[Problem]
Print all of the entries exactly, minus the pictures.

[Records supplied]
******************************

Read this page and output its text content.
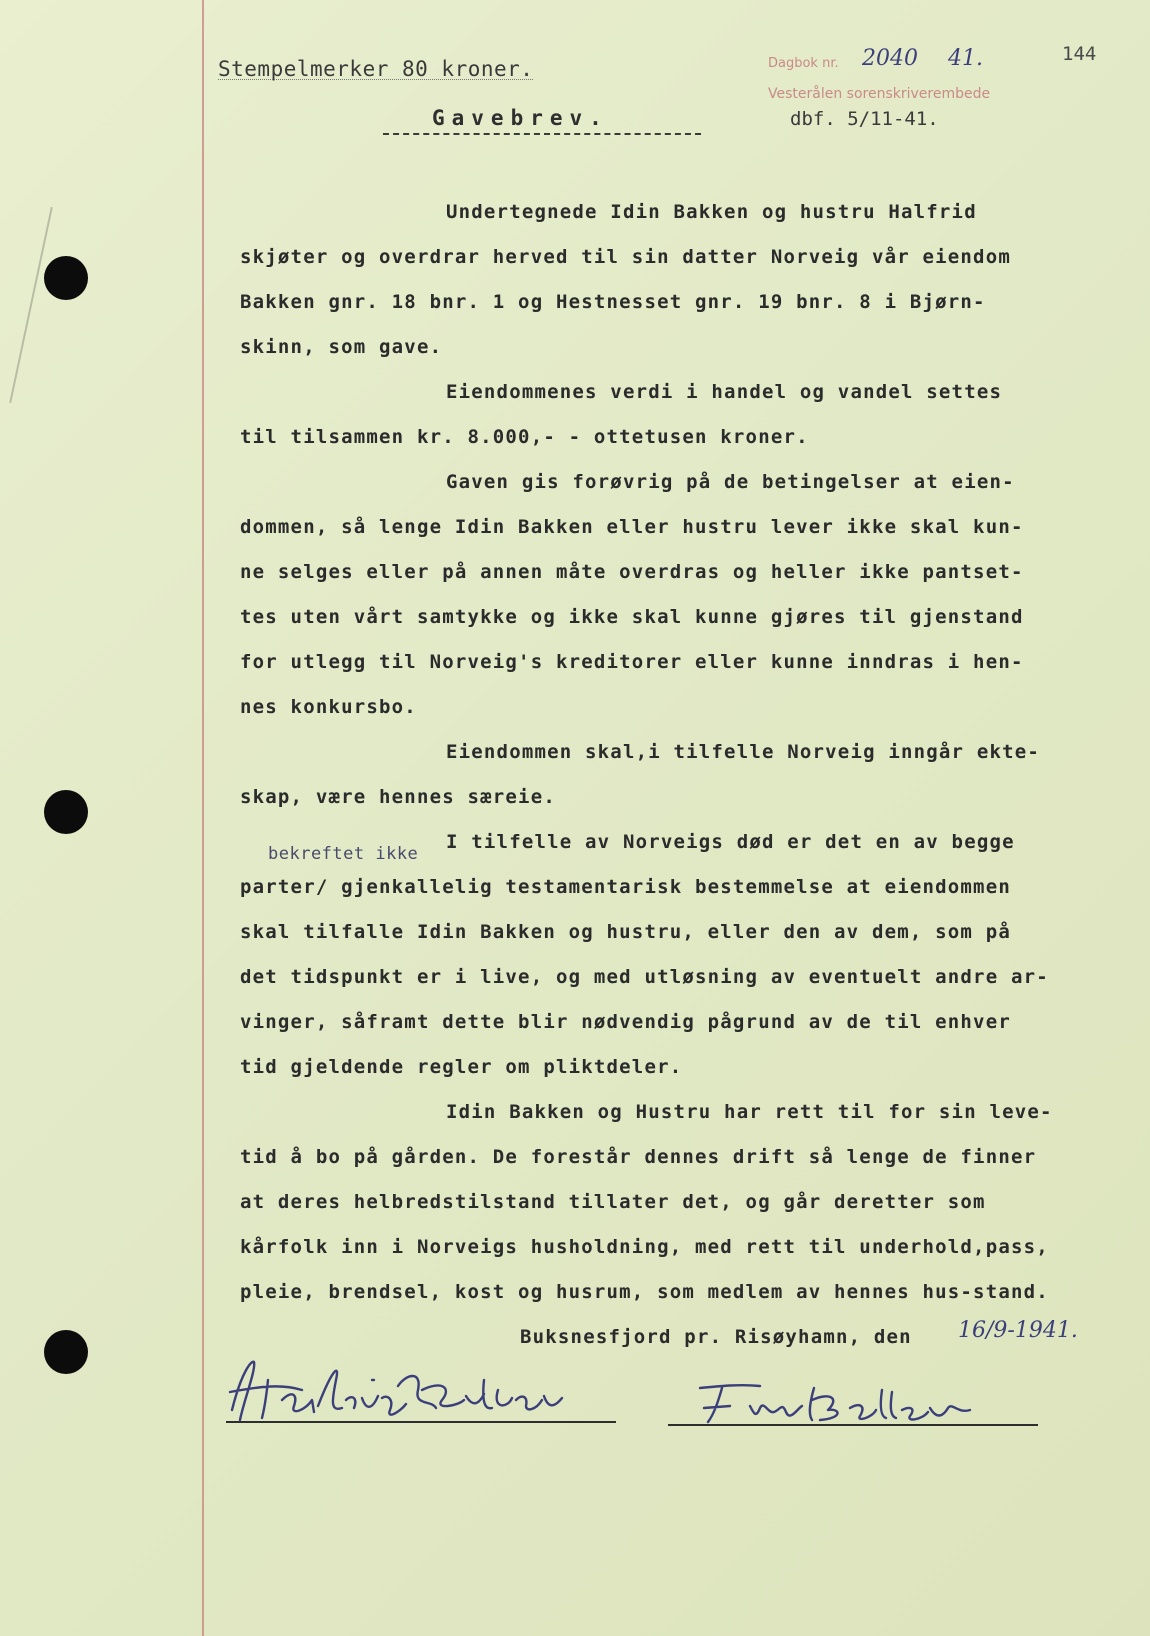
Stempelmerker 80 kroner.	Dagbok nr. 2040 41.
Vesterålen sorenskriverembede
144
dbf. 5/11-41.
Gavebrev.
Undertegnede Idin Bakken og hustru Halfrid
skjøter og overdrar herved til sin datter Norveig vår eiendom
Bakken gnr. 18 bnr. 1 og Hestnesset gnr. 19 bnr. 8 i Bjørn-
skinn, som gave.
Eiendommenes verdi i handel og vandel settes
til tilsammen kr. 8.000,- - ottetusen kroner.
Gaven gis forøvrig på de betingelser at eien-
dommen, så lenge Idin Bakken eller hustru lever ikke skal kun-
ne selges eller på annen måte overdras og heller ikke pantset-
tes uten vårt samtykke og ikke skal kunne gjøres til gjenstand
for utlegg til Norveig's kreditorer eller kunne inndras i hen-
nes konkursbo.
Eiendommen skal,i tilfelle Norveig inngår ekte-
skap, være hennes særeie.
I tilfelle av Norveigs død er det en av begge
parter/ gjenkallelig testamentarisk bestemmelse at eiendommen
skal tilfalle Idin Bakken og hustru, eller den av dem, som på
det tidspunkt er i live, og med utløsning av eventuelt andre ar-
vinger, såframt dette blir nødvendig pågrund av de til enhver
tid gjeldende regler om pliktdeler.
Idin Bakken og Hustru har rett til for sin leve-
tid å bo på gården. De forestår dennes drift så lenge de finner
at deres helbredstilstand tillater det, og går deretter som
kårfolk inn i Norveigs husholdning, med rett til underhold,pass,
pleie, brendsel, kost og husrum, som medlem av hennes hus-stand.
bekreftet ikke
Buksnesfjord pr. Risøyhamn, den 16/9-1941.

******************************

[Response to this task]
Read this page and output its text content.
Stempelmerker 80 kroner.	Dagbok nr. 2040 41.
Vesterålen sorenskriverembede
144
dbf. 5/11-41.
Gavebrev.
Undertegnede Idin Bakken og hustru Halfrid
skjøter og overdrar herved til sin datter Norveig vår eiendom
Bakken gnr. 18 bnr. 1 og Hestnesset gnr. 19 bnr. 8 i Bjørn-
skinn, som gave.
Eiendommenes verdi i handel og vandel settes
til tilsammen kr. 8.000,- - ottetusen kroner.
Gaven gis forøvrig på de betingelser at eien-
dommen, så lenge Idin Bakken eller hustru lever ikke skal kun-
ne selges eller på annen måte overdras og heller ikke pantset-
tes uten vårt samtykke og ikke skal kunne gjøres til gjenstand
for utlegg til Norveig's kreditorer eller kunne inndras i hen-
nes konkursbo.
Eiendommen skal,i tilfelle Norveig inngår ekte-
skap, være hennes særeie.
I tilfelle av Norveigs død er det en av begge
parter/ gjenkallelig testamentarisk bestemmelse at eiendommen
skal tilfalle Idin Bakken og hustru, eller den av dem, som på
det tidspunkt er i live, og med utløsning av eventuelt andre ar-
vinger, såframt dette blir nødvendig pågrund av de til enhver
tid gjeldende regler om pliktdeler.
Idin Bakken og Hustru har rett til for sin leve-
tid å bo på gården. De forestår dennes drift så lenge de finner
at deres helbredstilstand tillater det, og går deretter som
kårfolk inn i Norveigs husholdning, med rett til underhold,pass,
pleie, brendsel, kost og husrum, som medlem av hennes hus-stand.
bekreftet ikke
Buksnesfjord pr. Risøyhamn, den 16/9-1941.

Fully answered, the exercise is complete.